■ Stated task:
Write out every record below exactly as it appears.

[Data entries]
——

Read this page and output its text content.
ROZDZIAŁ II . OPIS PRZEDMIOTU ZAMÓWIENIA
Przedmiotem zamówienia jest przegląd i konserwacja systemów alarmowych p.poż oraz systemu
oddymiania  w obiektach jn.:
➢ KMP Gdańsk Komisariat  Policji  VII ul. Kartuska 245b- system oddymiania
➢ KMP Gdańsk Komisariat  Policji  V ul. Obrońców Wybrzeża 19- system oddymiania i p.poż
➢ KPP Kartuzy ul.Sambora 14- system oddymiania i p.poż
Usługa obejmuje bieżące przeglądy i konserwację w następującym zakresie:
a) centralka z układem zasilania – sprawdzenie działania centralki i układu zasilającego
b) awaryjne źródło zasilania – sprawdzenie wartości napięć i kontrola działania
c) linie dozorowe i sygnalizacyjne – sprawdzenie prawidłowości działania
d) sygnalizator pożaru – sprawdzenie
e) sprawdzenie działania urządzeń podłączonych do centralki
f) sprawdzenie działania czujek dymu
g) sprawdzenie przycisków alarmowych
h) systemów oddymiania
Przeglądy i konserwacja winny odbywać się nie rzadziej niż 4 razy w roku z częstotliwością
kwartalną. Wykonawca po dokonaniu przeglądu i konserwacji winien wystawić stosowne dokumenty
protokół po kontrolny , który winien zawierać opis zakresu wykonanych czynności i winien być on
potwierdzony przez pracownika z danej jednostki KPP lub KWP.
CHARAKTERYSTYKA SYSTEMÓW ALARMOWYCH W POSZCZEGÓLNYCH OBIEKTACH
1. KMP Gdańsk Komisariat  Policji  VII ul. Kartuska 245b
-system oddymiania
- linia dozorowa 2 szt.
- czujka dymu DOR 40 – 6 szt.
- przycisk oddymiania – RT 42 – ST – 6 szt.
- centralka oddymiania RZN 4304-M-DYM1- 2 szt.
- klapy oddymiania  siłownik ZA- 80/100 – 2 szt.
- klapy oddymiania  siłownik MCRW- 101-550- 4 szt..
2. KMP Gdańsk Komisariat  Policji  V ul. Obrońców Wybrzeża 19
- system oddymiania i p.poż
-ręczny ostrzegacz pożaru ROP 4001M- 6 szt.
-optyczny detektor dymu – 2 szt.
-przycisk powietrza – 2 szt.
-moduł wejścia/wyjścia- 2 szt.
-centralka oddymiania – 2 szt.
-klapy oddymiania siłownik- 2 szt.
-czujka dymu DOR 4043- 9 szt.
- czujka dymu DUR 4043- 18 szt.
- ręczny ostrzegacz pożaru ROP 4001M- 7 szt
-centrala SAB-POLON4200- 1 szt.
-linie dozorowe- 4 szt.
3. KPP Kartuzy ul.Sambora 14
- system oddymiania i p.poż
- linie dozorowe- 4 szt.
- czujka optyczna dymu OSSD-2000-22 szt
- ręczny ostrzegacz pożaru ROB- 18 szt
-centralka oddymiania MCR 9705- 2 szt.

——

■ Result:
Read this page and output its text content.
ROZDZIAŁ II . OPIS PRZEDMIOTU ZAMÓWIENIA
Przedmiotem zamówienia jest przegląd i konserwacja systemów alarmowych p.poż oraz systemu
oddymiania  w obiektach jn.:
➢ KMP Gdańsk Komisariat  Policji  VII ul. Kartuska 245b- system oddymiania
➢ KMP Gdańsk Komisariat  Policji  V ul. Obrońców Wybrzeża 19- system oddymiania i p.poż
➢ KPP Kartuzy ul.Sambora 14- system oddymiania i p.poż
Usługa obejmuje bieżące przeglądy i konserwację w następującym zakresie:
a) centralka z układem zasilania – sprawdzenie działania centralki i układu zasilającego
b) awaryjne źródło zasilania – sprawdzenie wartości napięć i kontrola działania
c) linie dozorowe i sygnalizacyjne – sprawdzenie prawidłowości działania
d) sygnalizator pożaru – sprawdzenie
e) sprawdzenie działania urządzeń podłączonych do centralki
f) sprawdzenie działania czujek dymu
g) sprawdzenie przycisków alarmowych
h) systemów oddymiania
Przeglądy i konserwacja winny odbywać się nie rzadziej niż 4 razy w roku z częstotliwością
kwartalną. Wykonawca po dokonaniu przeglądu i konserwacji winien wystawić stosowne dokumenty
protokół po kontrolny , który winien zawierać opis zakresu wykonanych czynności i winien być on
potwierdzony przez pracownika z danej jednostki KPP lub KWP.
CHARAKTERYSTYKA SYSTEMÓW ALARMOWYCH W POSZCZEGÓLNYCH OBIEKTACH
1. KMP Gdańsk Komisariat  Policji  VII ul. Kartuska 245b
-system oddymiania
- linia dozorowa 2 szt.
- czujka dymu DOR 40 – 6 szt.
- przycisk oddymiania – RT 42 – ST – 6 szt.
- centralka oddymiania RZN 4304-M-DYM1- 2 szt.
- klapy oddymiania  siłownik ZA- 80/100 – 2 szt.
- klapy oddymiania  siłownik MCRW- 101-550- 4 szt..
2. KMP Gdańsk Komisariat  Policji  V ul. Obrońców Wybrzeża 19
- system oddymiania i p.poż
-ręczny ostrzegacz pożaru ROP 4001M- 6 szt.
-optyczny detektor dymu – 2 szt.
-przycisk powietrza – 2 szt.
-moduł wejścia/wyjścia- 2 szt.
-centralka oddymiania – 2 szt.
-klapy oddymiania siłownik- 2 szt.
-czujka dymu DOR 4043- 9 szt.
- czujka dymu DUR 4043- 18 szt.
- ręczny ostrzegacz pożaru ROP 4001M- 7 szt
-centrala SAB-POLON4200- 1 szt.
-linie dozorowe- 4 szt.
3. KPP Kartuzy ul.Sambora 14
- system oddymiania i p.poż
- linie dozorowe- 4 szt.
- czujka optyczna dymu OSSD-2000-22 szt
- ręczny ostrzegacz pożaru ROB- 18 szt
-centralka oddymiania MCR 9705- 2 szt.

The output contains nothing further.